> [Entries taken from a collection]
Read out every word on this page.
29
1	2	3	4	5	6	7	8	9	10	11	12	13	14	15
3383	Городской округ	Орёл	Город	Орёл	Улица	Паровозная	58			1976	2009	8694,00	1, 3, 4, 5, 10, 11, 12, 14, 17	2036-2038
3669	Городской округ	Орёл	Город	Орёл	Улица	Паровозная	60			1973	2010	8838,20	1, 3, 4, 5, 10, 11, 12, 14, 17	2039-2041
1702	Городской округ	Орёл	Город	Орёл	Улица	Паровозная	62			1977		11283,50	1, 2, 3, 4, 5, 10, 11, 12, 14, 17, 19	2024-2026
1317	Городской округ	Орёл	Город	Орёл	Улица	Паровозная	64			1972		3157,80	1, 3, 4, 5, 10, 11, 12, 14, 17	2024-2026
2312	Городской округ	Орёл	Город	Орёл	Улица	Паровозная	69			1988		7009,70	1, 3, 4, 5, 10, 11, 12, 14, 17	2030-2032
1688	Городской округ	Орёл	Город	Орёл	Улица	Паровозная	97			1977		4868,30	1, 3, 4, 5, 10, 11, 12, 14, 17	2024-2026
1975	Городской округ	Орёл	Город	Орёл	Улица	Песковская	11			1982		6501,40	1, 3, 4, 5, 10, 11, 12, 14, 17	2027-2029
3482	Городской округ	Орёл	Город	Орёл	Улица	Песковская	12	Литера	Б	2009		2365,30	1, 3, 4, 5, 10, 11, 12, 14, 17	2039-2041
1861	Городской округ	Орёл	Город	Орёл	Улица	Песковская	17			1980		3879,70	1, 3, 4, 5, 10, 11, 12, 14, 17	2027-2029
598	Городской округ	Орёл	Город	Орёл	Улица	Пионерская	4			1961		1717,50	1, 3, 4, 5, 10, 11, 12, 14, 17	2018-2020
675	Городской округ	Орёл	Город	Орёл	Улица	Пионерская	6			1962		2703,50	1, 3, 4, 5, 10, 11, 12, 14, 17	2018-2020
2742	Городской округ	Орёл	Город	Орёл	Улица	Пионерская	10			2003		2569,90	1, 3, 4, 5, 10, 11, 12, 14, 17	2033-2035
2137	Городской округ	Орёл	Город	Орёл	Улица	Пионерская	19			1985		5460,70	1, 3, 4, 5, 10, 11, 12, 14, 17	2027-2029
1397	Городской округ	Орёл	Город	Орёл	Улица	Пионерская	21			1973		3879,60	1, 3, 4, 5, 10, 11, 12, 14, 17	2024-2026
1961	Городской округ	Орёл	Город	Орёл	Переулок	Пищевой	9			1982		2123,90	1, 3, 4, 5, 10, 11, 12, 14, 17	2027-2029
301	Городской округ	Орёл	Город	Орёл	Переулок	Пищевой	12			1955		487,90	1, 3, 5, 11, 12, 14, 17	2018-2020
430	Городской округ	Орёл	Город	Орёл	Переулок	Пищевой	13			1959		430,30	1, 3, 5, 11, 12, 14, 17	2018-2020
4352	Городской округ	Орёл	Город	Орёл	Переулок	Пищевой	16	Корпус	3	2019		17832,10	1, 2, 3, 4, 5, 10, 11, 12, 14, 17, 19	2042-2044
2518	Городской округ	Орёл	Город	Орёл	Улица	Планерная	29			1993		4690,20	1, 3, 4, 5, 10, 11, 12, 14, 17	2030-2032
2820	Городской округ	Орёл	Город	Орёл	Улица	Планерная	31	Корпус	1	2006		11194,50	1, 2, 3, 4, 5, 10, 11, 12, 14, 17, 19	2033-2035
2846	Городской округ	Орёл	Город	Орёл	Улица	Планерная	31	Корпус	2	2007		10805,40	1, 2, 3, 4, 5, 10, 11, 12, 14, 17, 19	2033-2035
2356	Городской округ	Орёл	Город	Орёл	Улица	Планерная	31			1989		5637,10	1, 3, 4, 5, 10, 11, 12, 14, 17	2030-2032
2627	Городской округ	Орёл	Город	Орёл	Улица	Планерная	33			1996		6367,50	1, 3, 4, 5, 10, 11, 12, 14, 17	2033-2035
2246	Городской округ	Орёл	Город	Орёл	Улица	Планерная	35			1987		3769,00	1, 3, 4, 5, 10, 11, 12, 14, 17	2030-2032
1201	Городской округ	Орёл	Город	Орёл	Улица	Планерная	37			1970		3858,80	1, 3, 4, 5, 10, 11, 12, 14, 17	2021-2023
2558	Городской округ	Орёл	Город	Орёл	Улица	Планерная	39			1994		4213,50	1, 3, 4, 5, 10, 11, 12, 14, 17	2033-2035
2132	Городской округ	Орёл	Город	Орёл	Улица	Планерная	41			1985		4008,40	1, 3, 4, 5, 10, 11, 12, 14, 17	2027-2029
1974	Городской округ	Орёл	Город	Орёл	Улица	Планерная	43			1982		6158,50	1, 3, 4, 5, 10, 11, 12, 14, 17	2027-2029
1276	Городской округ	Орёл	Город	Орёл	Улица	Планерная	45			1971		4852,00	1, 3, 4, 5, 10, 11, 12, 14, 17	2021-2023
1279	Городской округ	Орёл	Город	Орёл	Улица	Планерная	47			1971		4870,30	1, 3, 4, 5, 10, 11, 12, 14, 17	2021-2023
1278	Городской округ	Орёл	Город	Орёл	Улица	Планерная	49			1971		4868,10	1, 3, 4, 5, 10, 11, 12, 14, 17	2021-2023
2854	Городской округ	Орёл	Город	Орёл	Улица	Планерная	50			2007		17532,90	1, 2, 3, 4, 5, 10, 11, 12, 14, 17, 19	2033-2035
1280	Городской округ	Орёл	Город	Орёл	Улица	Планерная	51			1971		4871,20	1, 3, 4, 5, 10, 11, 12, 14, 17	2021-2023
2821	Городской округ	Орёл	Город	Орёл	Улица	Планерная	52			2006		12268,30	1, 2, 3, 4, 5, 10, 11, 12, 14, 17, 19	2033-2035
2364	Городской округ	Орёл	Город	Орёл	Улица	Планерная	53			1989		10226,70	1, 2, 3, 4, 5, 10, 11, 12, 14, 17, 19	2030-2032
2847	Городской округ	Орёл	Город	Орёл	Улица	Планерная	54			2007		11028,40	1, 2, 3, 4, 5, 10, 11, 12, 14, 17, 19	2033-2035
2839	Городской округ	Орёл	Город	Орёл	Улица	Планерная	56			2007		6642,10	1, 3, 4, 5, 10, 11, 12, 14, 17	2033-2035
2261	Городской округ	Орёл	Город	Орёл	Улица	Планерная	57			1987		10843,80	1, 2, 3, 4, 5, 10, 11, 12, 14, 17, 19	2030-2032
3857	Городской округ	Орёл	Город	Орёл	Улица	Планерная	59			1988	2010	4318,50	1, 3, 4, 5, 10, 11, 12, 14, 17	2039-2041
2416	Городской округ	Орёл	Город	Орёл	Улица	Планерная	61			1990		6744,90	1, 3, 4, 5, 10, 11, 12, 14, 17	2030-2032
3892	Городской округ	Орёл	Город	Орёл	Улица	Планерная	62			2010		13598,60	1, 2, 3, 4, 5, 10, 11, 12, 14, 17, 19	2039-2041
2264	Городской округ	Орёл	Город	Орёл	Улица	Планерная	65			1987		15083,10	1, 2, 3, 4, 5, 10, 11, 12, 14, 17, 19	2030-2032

> [GOAL] Extract all lines that hold the word "Пищевой".

> [FINISHED TASK]
1961	Городской округ	Орёл	Город	Орёл	Переулок	Пищевой	9			1982		2123,90	1, 3, 4, 5, 10, 11, 12, 14, 17	2027-2029
301	Городской округ	Орёл	Город	Орёл	Переулок	Пищевой	12			1955		487,90	1, 3, 5, 11, 12, 14, 17	2018-2020
430	Городской округ	Орёл	Город	Орёл	Переулок	Пищевой	13			1959		430,30	1, 3, 5, 11, 12, 14, 17	2018-2020
4352	Городской округ	Орёл	Город	Орёл	Переулок	Пищевой	16	Корпус	3	2019		17832,10	1, 2, 3, 4, 5, 10, 11, 12, 14, 17, 19	2042-2044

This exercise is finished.